> [Problem to work on]: Take the material below and retype it in full; pictures are left out.

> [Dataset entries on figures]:
(begin)
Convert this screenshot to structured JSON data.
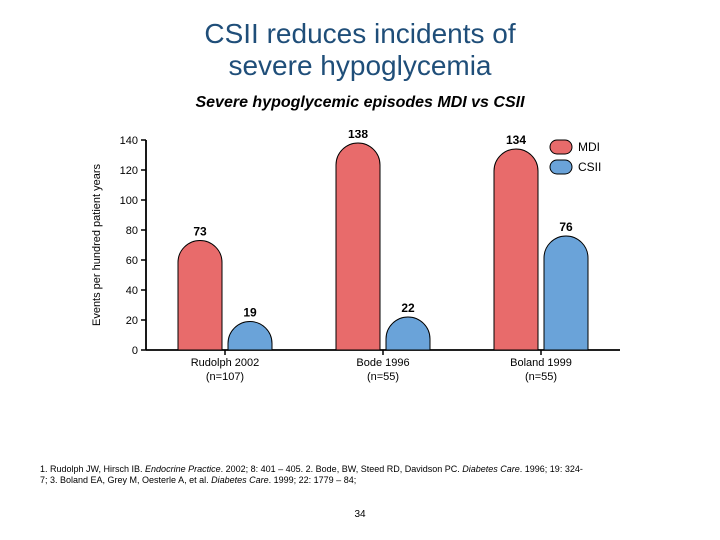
{
  "title_line1": "CSII reduces incidents of",
  "title_line2": "severe hypoglycemia",
  "subtitle": "Severe hypoglycemic episodes MDI vs CSII",
  "page_number": "34",
  "chart": {
    "type": "bar",
    "y_axis_label": "Events per hundred patient years",
    "ylim": [
      0,
      140
    ],
    "ytick_step": 20,
    "yticks": [
      "0",
      "20",
      "40",
      "60",
      "80",
      "100",
      "120",
      "140"
    ],
    "axis_color": "#000000",
    "axis_fontsize": 11,
    "axis_label_fontsize": 11,
    "background_color": "#ffffff",
    "bar_stroke": "#000000",
    "bar_stroke_width": 1,
    "value_fontsize": 12,
    "value_fontweight": "bold",
    "xlabel_fontsize": 11,
    "series": {
      "mdi": {
        "label": "MDI",
        "color": "#e86b6b"
      },
      "csii": {
        "label": "CSII",
        "color": "#6aa3d9"
      }
    },
    "groups": [
      {
        "xlabel_line1": "Rudolph 2002",
        "xlabel_line2": "(n=107)",
        "mdi": 73,
        "csii": 19
      },
      {
        "xlabel_line1": "Bode 1996",
        "xlabel_line2": "(n=55)",
        "mdi": 138,
        "csii": 22
      },
      {
        "xlabel_line1": "Boland 1999",
        "xlabel_line2": "(n=55)",
        "mdi": 134,
        "csii": 76
      }
    ],
    "legend": {
      "position": "top-right"
    }
  },
  "references": {
    "r1_a": "1. Rudolph JW, Hirsch IB. ",
    "r1_i": "Endocrine Practice",
    "r1_b": ". 2002; 8: 401 – 405. 2. Bode, BW, Steed RD, Davidson PC. ",
    "r1_i2": "Diabetes Care",
    "r1_c": ". 1996; 19: 324-",
    "r2_a": "7; 3. Boland EA, Grey M, Oesterle A, et al. ",
    "r2_i": "Diabetes Care",
    "r2_b": ". 1999; 22: 1779 – 84;"
  }
}
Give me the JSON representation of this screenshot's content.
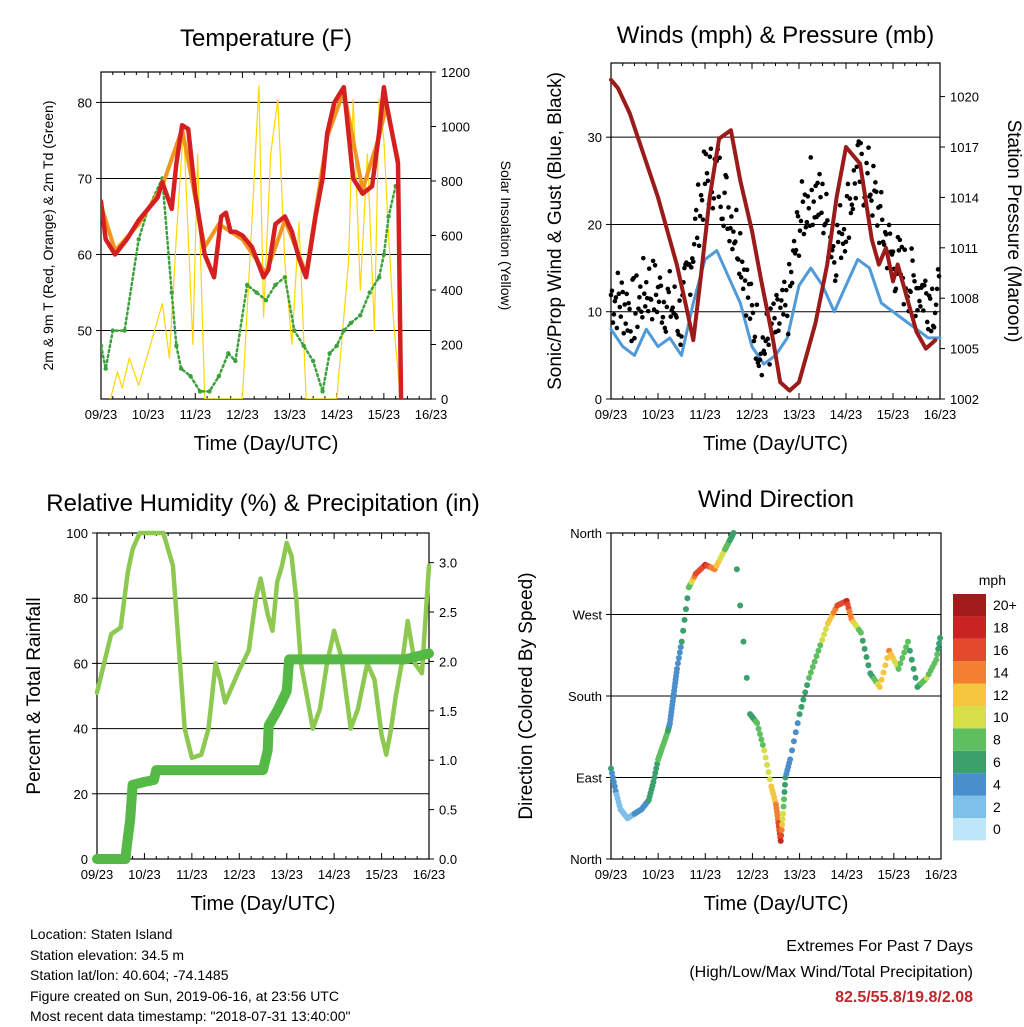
(end)
> [Result of the exercise]:
Convert this screenshot to structured JSON data.
{
  "title_line1": "CSII reduces incidents of",
  "title_line2": "severe hypoglycemia",
  "subtitle": "Severe hypoglycemic episodes MDI vs CSII",
  "page_number": "34",
  "chart": {
    "type": "bar",
    "y_axis_label": "Events per hundred patient years",
    "ylim": [
      0,
      140
    ],
    "ytick_step": 20,
    "yticks": [
      "0",
      "20",
      "40",
      "60",
      "80",
      "100",
      "120",
      "140"
    ],
    "axis_color": "#000000",
    "axis_fontsize": 11,
    "axis_label_fontsize": 11,
    "background_color": "#ffffff",
    "bar_stroke": "#000000",
    "bar_stroke_width": 1,
    "value_fontsize": 12,
    "value_fontweight": "bold",
    "xlabel_fontsize": 11,
    "series": {
      "mdi": {
        "label": "MDI",
        "color": "#e86b6b"
      },
      "csii": {
        "label": "CSII",
        "color": "#6aa3d9"
      }
    },
    "groups": [
      {
        "xlabel_line1": "Rudolph 2002",
        "xlabel_line2": "(n=107)",
        "mdi": 73,
        "csii": 19
      },
      {
        "xlabel_line1": "Bode 1996",
        "xlabel_line2": "(n=55)",
        "mdi": 138,
        "csii": 22
      },
      {
        "xlabel_line1": "Boland 1999",
        "xlabel_line2": "(n=55)",
        "mdi": 134,
        "csii": 76
      }
    ],
    "legend": {
      "position": "top-right"
    }
  },
  "references": {
    "r1_a": "1. Rudolph JW, Hirsch IB. ",
    "r1_i": "Endocrine Practice",
    "r1_b": ". 2002; 8: 401 – 405. 2. Bode, BW, Steed RD, Davidson PC. ",
    "r1_i2": "Diabetes Care",
    "r1_c": ". 1996; 19: 324-",
    "r2_a": "7; 3. Boland EA, Grey M, Oesterle A, et al. ",
    "r2_i": "Diabetes Care",
    "r2_b": ". 1999; 22: 1779 – 84;"
  }
}
Give me the JSON representation of this screenshot's content.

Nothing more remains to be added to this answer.